Extrait
A la recherche du temps perdu

8,5/10
22
Allez chauffe, Marcel !

Marcel, il arrive côté jardin, dans un somptueux costume blanc cassé très début XXème siècle, grand manteau, trois-pièces assorti, feutre sur le chef et chaussures bicolores.
Dans sa main droite, une petite valise verte.
Comme une première impression de remonter le temps.

Le temps...

Ce temps qui semble s'être arrêté dans cette chambre dont les meubles ont été recouverts de draps, afin de les protéger de la poussière de l'oubli.



Ce temps proustien que le metteur en scène Virgil Tanase et le comédien David Legras ont eu l'excellente idée voici quelques années déjà (le spectacle fut créé à Avignon en 2002), l'excellente idée de nous faire retrouver.

Échantillon de données
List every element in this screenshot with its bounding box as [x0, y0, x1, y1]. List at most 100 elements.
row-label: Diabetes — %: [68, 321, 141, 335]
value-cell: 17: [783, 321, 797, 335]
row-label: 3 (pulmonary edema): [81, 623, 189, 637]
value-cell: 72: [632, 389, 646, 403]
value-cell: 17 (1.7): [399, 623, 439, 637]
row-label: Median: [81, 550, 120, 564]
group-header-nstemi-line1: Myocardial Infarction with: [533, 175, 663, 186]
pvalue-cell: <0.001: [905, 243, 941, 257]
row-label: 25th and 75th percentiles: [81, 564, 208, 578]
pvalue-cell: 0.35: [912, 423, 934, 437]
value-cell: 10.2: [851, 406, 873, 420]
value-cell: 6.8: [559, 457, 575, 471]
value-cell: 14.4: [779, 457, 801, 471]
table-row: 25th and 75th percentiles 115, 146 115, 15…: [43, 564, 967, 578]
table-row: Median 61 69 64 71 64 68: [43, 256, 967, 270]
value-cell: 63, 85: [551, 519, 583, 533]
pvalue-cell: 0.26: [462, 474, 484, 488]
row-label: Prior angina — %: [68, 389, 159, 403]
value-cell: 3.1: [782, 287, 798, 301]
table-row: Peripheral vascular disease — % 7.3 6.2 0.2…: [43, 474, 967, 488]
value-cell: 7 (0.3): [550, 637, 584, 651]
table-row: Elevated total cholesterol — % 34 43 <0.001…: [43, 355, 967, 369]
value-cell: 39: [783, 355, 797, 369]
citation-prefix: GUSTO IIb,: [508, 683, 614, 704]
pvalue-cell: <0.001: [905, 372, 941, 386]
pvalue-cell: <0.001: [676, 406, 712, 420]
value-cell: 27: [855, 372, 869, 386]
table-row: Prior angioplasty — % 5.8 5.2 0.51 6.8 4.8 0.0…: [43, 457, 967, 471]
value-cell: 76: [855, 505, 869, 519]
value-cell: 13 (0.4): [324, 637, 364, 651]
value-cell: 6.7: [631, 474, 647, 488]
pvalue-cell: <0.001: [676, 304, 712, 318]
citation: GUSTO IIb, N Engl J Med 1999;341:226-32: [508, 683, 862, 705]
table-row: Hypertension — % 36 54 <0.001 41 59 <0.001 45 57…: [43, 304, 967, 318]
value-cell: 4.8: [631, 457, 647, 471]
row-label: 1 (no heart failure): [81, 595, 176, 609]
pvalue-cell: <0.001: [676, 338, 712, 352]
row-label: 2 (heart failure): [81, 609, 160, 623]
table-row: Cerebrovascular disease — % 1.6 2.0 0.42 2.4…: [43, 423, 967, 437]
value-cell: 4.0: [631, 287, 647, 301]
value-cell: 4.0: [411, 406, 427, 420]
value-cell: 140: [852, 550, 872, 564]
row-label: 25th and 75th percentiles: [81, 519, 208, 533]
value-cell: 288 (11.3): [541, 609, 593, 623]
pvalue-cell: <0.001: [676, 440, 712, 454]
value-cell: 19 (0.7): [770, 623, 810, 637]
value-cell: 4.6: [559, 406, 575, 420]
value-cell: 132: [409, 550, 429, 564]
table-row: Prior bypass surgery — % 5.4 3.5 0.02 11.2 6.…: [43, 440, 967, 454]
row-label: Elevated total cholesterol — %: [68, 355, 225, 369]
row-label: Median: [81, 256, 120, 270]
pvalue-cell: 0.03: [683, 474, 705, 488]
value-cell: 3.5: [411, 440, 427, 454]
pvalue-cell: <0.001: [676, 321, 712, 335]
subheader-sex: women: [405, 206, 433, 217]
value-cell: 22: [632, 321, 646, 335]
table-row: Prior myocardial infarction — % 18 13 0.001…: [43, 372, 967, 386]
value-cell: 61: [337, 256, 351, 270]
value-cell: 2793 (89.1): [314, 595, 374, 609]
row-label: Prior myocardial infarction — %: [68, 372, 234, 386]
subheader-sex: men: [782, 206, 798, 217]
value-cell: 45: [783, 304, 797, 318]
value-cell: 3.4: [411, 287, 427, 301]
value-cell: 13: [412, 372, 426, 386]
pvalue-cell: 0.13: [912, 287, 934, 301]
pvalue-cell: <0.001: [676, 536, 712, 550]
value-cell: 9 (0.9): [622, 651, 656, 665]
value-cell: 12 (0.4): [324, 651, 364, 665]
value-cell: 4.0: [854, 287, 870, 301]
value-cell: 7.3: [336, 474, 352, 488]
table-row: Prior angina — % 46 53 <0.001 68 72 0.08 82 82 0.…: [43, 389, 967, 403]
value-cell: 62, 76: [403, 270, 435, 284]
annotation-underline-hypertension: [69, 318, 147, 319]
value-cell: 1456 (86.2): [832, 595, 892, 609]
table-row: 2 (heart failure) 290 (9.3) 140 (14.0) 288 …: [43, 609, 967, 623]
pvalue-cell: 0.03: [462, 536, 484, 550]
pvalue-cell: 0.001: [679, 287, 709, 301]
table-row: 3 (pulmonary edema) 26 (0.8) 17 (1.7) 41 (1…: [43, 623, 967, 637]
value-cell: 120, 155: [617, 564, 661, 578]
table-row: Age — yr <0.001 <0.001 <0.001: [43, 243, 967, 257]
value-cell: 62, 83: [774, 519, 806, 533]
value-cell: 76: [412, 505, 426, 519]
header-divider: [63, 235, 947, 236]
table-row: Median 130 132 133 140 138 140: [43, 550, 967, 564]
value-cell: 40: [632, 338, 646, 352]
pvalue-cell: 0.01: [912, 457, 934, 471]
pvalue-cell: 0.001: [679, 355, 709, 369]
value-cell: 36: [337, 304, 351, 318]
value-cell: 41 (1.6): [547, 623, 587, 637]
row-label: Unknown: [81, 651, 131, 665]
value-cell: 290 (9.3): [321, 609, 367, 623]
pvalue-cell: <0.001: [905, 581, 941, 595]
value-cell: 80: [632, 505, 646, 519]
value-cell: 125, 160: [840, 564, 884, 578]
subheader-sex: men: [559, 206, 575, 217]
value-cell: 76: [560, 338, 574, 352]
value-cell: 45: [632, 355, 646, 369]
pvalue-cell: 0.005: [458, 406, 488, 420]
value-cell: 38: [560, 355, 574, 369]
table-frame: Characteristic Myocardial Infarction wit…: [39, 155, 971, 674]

À faire
Résumez l'extrait en deux phrases, s'il vous plaît. Les enregistrements proviennent d'une autre source.

Réponse complète
Marcel arrive côté jardin, vêtu d'un costume blanc cassé du début du XXe siècle et tenant une petite valise verte, dans une chambre où le temps semble s'être arrêté et dont les meubles sont recouverts de draps. Le metteur en scène Virgil Tanase et le comédien David Legras ont eu l'excellente idée de nous faire retrouver ce temps proustien dans un spectacle créé à Avignon en 2002.